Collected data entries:
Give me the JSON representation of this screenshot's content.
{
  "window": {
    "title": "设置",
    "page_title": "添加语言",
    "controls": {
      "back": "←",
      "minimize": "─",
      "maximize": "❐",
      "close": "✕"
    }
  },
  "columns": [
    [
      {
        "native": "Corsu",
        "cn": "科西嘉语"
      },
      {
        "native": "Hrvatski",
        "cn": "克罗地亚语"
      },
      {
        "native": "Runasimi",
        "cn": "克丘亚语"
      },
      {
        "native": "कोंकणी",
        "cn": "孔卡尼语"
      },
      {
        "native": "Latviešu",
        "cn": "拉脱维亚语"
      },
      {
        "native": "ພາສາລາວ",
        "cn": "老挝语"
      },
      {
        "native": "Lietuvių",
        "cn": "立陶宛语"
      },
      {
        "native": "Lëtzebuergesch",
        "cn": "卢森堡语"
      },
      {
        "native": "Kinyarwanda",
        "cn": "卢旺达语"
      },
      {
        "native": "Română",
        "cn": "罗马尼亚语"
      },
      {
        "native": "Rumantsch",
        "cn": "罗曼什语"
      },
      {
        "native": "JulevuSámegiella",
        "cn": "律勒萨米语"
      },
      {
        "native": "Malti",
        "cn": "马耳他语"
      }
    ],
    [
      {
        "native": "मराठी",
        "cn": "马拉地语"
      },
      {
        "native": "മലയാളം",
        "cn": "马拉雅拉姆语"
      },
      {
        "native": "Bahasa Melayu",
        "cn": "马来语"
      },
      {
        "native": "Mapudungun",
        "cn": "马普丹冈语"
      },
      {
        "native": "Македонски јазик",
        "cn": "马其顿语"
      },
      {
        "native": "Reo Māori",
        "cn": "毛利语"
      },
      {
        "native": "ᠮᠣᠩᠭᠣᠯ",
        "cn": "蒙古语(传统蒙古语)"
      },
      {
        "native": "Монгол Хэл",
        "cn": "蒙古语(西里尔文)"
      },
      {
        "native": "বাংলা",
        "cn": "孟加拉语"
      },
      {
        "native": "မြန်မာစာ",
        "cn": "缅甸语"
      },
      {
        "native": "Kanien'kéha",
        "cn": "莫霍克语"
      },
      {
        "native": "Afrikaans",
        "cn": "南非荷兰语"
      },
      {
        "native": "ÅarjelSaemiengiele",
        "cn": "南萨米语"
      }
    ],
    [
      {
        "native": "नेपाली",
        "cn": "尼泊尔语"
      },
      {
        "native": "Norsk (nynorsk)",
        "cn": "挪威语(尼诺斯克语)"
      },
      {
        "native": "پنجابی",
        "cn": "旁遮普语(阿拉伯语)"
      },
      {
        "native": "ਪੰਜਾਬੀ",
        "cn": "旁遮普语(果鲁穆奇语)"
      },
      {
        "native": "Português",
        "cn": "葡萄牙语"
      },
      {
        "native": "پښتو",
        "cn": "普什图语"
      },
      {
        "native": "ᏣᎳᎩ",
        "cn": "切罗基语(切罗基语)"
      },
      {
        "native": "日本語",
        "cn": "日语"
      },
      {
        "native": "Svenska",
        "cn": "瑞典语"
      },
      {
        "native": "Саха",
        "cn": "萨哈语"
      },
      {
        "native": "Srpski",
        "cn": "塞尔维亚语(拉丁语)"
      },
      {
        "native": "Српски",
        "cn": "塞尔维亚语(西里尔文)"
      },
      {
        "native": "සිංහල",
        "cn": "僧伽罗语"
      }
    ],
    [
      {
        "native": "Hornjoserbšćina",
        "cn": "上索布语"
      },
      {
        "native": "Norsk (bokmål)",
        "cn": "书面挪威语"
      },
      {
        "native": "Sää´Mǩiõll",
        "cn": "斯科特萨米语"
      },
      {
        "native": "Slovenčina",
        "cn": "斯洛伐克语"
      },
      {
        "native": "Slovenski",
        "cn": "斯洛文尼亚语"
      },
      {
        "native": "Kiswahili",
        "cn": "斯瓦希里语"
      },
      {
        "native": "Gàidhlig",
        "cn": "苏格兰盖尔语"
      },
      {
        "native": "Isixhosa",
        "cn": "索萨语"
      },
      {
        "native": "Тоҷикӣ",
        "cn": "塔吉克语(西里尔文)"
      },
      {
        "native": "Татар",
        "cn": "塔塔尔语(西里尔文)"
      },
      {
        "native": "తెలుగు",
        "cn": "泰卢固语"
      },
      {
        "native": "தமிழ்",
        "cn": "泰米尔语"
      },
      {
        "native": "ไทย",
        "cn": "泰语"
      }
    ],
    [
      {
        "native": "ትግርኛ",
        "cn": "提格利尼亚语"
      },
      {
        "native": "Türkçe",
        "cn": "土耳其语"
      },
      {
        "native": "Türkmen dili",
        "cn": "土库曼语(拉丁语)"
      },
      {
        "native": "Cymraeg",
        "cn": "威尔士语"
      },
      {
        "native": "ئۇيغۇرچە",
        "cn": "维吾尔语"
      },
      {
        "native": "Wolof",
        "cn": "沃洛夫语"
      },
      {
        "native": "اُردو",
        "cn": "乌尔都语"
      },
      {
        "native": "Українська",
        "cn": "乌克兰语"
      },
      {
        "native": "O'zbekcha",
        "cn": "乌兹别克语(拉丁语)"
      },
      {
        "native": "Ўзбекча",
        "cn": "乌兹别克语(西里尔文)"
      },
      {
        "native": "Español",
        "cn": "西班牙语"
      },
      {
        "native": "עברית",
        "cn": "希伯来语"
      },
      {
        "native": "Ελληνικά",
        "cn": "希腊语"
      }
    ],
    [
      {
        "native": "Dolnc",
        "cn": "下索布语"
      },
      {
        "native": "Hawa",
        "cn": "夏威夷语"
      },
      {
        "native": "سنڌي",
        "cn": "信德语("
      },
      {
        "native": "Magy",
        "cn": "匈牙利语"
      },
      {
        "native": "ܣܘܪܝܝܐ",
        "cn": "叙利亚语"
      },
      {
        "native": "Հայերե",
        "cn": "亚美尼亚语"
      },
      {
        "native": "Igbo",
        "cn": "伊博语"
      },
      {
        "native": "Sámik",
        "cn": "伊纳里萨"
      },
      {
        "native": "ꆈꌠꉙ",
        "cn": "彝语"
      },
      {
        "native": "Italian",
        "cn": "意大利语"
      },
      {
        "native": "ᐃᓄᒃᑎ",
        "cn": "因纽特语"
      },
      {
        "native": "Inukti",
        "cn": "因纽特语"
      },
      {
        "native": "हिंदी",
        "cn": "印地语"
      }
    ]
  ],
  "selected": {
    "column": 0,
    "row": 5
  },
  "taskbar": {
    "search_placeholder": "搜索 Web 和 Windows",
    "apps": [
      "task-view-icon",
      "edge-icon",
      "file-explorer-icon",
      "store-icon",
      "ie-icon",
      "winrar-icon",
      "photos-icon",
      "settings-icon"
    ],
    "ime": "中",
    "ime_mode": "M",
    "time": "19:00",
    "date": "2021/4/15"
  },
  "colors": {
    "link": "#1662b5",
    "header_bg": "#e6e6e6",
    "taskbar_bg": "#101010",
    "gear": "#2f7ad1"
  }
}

### To be done
From the listing above, reproduce all the lines exactly.

### Completed task
Give me the JSON representation of this screenshot's content.
{
  "window": {
    "title": "设置",
    "page_title": "添加语言",
    "controls": {
      "back": "←",
      "minimize": "─",
      "maximize": "❐",
      "close": "✕"
    }
  },
  "columns": [
    [
      {
        "native": "Corsu",
        "cn": "科西嘉语"
      },
      {
        "native": "Hrvatski",
        "cn": "克罗地亚语"
      },
      {
        "native": "Runasimi",
        "cn": "克丘亚语"
      },
      {
        "native": "कोंकणी",
        "cn": "孔卡尼语"
      },
      {
        "native": "Latviešu",
        "cn": "拉脱维亚语"
      },
      {
        "native": "ພາສາລາວ",
        "cn": "老挝语"
      },
      {
        "native": "Lietuvių",
        "cn": "立陶宛语"
      },
      {
        "native": "Lëtzebuergesch",
        "cn": "卢森堡语"
      },
      {
        "native": "Kinyarwanda",
        "cn": "卢旺达语"
      },
      {
        "native": "Română",
        "cn": "罗马尼亚语"
      },
      {
        "native": "Rumantsch",
        "cn": "罗曼什语"
      },
      {
        "native": "JulevuSámegiella",
        "cn": "律勒萨米语"
      },
      {
        "native": "Malti",
        "cn": "马耳他语"
      }
    ],
    [
      {
        "native": "मराठी",
        "cn": "马拉地语"
      },
      {
        "native": "മലയാളം",
        "cn": "马拉雅拉姆语"
      },
      {
        "native": "Bahasa Melayu",
        "cn": "马来语"
      },
      {
        "native": "Mapudungun",
        "cn": "马普丹冈语"
      },
      {
        "native": "Македонски јазик",
        "cn": "马其顿语"
      },
      {
        "native": "Reo Māori",
        "cn": "毛利语"
      },
      {
        "native": "ᠮᠣᠩᠭᠣᠯ",
        "cn": "蒙古语(传统蒙古语)"
      },
      {
        "native": "Монгол Хэл",
        "cn": "蒙古语(西里尔文)"
      },
      {
        "native": "বাংলা",
        "cn": "孟加拉语"
      },
      {
        "native": "မြန်မာစာ",
        "cn": "缅甸语"
      },
      {
        "native": "Kanien'kéha",
        "cn": "莫霍克语"
      },
      {
        "native": "Afrikaans",
        "cn": "南非荷兰语"
      },
      {
        "native": "ÅarjelSaemiengiele",
        "cn": "南萨米语"
      }
    ],
    [
      {
        "native": "नेपाली",
        "cn": "尼泊尔语"
      },
      {
        "native": "Norsk (nynorsk)",
        "cn": "挪威语(尼诺斯克语)"
      },
      {
        "native": "پنجابی",
        "cn": "旁遮普语(阿拉伯语)"
      },
      {
        "native": "ਪੰਜਾਬੀ",
        "cn": "旁遮普语(果鲁穆奇语)"
      },
      {
        "native": "Português",
        "cn": "葡萄牙语"
      },
      {
        "native": "پښتو",
        "cn": "普什图语"
      },
      {
        "native": "ᏣᎳᎩ",
        "cn": "切罗基语(切罗基语)"
      },
      {
        "native": "日本語",
        "cn": "日语"
      },
      {
        "native": "Svenska",
        "cn": "瑞典语"
      },
      {
        "native": "Саха",
        "cn": "萨哈语"
      },
      {
        "native": "Srpski",
        "cn": "塞尔维亚语(拉丁语)"
      },
      {
        "native": "Српски",
        "cn": "塞尔维亚语(西里尔文)"
      },
      {
        "native": "සිංහල",
        "cn": "僧伽罗语"
      }
    ],
    [
      {
        "native": "Hornjoserbšćina",
        "cn": "上索布语"
      },
      {
        "native": "Norsk (bokmål)",
        "cn": "书面挪威语"
      },
      {
        "native": "Sää´Mǩiõll",
        "cn": "斯科特萨米语"
      },
      {
        "native": "Slovenčina",
        "cn": "斯洛伐克语"
      },
      {
        "native": "Slovenski",
        "cn": "斯洛文尼亚语"
      },
      {
        "native": "Kiswahili",
        "cn": "斯瓦希里语"
      },
      {
        "native": "Gàidhlig",
        "cn": "苏格兰盖尔语"
      },
      {
        "native": "Isixhosa",
        "cn": "索萨语"
      },
      {
        "native": "Тоҷикӣ",
        "cn": "塔吉克语(西里尔文)"
      },
      {
        "native": "Татар",
        "cn": "塔塔尔语(西里尔文)"
      },
      {
        "native": "తెలుగు",
        "cn": "泰卢固语"
      },
      {
        "native": "தமிழ்",
        "cn": "泰米尔语"
      },
      {
        "native": "ไทย",
        "cn": "泰语"
      }
    ],
    [
      {
        "native": "ትግርኛ",
        "cn": "提格利尼亚语"
      },
      {
        "native": "Türkçe",
        "cn": "土耳其语"
      },
      {
        "native": "Türkmen dili",
        "cn": "土库曼语(拉丁语)"
      },
      {
        "native": "Cymraeg",
        "cn": "威尔士语"
      },
      {
        "native": "ئۇيغۇرچە",
        "cn": "维吾尔语"
      },
      {
        "native": "Wolof",
        "cn": "沃洛夫语"
      },
      {
        "native": "اُردو",
        "cn": "乌尔都语"
      },
      {
        "native": "Українська",
        "cn": "乌克兰语"
      },
      {
        "native": "O'zbekcha",
        "cn": "乌兹别克语(拉丁语)"
      },
      {
        "native": "Ўзбекча",
        "cn": "乌兹别克语(西里尔文)"
      },
      {
        "native": "Español",
        "cn": "西班牙语"
      },
      {
        "native": "עברית",
        "cn": "希伯来语"
      },
      {
        "native": "Ελληνικά",
        "cn": "希腊语"
      }
    ],
    [
      {
        "native": "Dolnc",
        "cn": "下索布语"
      },
      {
        "native": "Hawa",
        "cn": "夏威夷语"
      },
      {
        "native": "سنڌي",
        "cn": "信德语("
      },
      {
        "native": "Magy",
        "cn": "匈牙利语"
      },
      {
        "native": "ܣܘܪܝܝܐ",
        "cn": "叙利亚语"
      },
      {
        "native": "Հայերե",
        "cn": "亚美尼亚语"
      },
      {
        "native": "Igbo",
        "cn": "伊博语"
      },
      {
        "native": "Sámik",
        "cn": "伊纳里萨"
      },
      {
        "native": "ꆈꌠꉙ",
        "cn": "彝语"
      },
      {
        "native": "Italian",
        "cn": "意大利语"
      },
      {
        "native": "ᐃᓄᒃᑎ",
        "cn": "因纽特语"
      },
      {
        "native": "Inukti",
        "cn": "因纽特语"
      },
      {
        "native": "हिंदी",
        "cn": "印地语"
      }
    ]
  ],
  "selected": {
    "column": 0,
    "row": 5
  },
  "taskbar": {
    "search_placeholder": "搜索 Web 和 Windows",
    "apps": [
      "task-view-icon",
      "edge-icon",
      "file-explorer-icon",
      "store-icon",
      "ie-icon",
      "winrar-icon",
      "photos-icon",
      "settings-icon"
    ],
    "ime": "中",
    "ime_mode": "M",
    "time": "19:00",
    "date": "2021/4/15"
  },
  "colors": {
    "link": "#1662b5",
    "header_bg": "#e6e6e6",
    "taskbar_bg": "#101010",
    "gear": "#2f7ad1"
  }
}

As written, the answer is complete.